→ Work to be completed
Give back the whole listing exactly as shown.
— BEGIN Recorded information —
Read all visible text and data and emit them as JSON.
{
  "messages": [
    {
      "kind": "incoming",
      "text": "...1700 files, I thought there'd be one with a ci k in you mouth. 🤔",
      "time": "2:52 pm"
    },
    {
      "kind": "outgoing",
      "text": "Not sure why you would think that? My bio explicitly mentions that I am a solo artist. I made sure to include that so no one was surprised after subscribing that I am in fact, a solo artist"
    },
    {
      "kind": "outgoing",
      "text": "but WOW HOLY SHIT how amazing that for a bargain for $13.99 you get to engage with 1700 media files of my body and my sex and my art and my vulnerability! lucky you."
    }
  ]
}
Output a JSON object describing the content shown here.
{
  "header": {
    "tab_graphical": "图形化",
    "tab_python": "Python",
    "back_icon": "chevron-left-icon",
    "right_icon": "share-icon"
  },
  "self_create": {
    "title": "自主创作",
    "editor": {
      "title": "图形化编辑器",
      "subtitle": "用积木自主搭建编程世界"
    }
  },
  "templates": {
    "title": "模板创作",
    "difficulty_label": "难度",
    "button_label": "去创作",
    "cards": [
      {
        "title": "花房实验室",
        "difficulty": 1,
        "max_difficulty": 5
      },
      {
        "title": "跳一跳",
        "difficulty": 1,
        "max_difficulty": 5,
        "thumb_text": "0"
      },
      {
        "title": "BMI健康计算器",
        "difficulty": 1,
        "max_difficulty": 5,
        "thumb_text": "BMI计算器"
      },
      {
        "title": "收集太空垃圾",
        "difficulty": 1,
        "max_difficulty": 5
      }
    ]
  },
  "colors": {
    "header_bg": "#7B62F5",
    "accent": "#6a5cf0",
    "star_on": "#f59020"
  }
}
— END Recorded information —
→ Worked solution
Read all visible text and data and emit them as JSON.
{
  "messages": [
    {
      "kind": "incoming",
      "text": "...1700 files, I thought there'd be one with a ci k in you mouth. 🤔",
      "time": "2:52 pm"
    },
    {
      "kind": "outgoing",
      "text": "Not sure why you would think that? My bio explicitly mentions that I am a solo artist. I made sure to include that so no one was surprised after subscribing that I am in fact, a solo artist"
    },
    {
      "kind": "outgoing",
      "text": "but WOW HOLY SHIT how amazing that for a bargain for $13.99 you get to engage with 1700 media files of my body and my sex and my art and my vulnerability! lucky you."
    }
  ]
}
Output a JSON object describing the content shown here.
{
  "header": {
    "tab_graphical": "图形化",
    "tab_python": "Python",
    "back_icon": "chevron-left-icon",
    "right_icon": "share-icon"
  },
  "self_create": {
    "title": "自主创作",
    "editor": {
      "title": "图形化编辑器",
      "subtitle": "用积木自主搭建编程世界"
    }
  },
  "templates": {
    "title": "模板创作",
    "difficulty_label": "难度",
    "button_label": "去创作",
    "cards": [
      {
        "title": "花房实验室",
        "difficulty": 1,
        "max_difficulty": 5
      },
      {
        "title": "跳一跳",
        "difficulty": 1,
        "max_difficulty": 5,
        "thumb_text": "0"
      },
      {
        "title": "BMI健康计算器",
        "difficulty": 1,
        "max_difficulty": 5,
        "thumb_text": "BMI计算器"
      },
      {
        "title": "收集太空垃圾",
        "difficulty": 1,
        "max_difficulty": 5
      }
    ]
  },
  "colors": {
    "header_bg": "#7B62F5",
    "accent": "#6a5cf0",
    "star_on": "#f59020"
  }
}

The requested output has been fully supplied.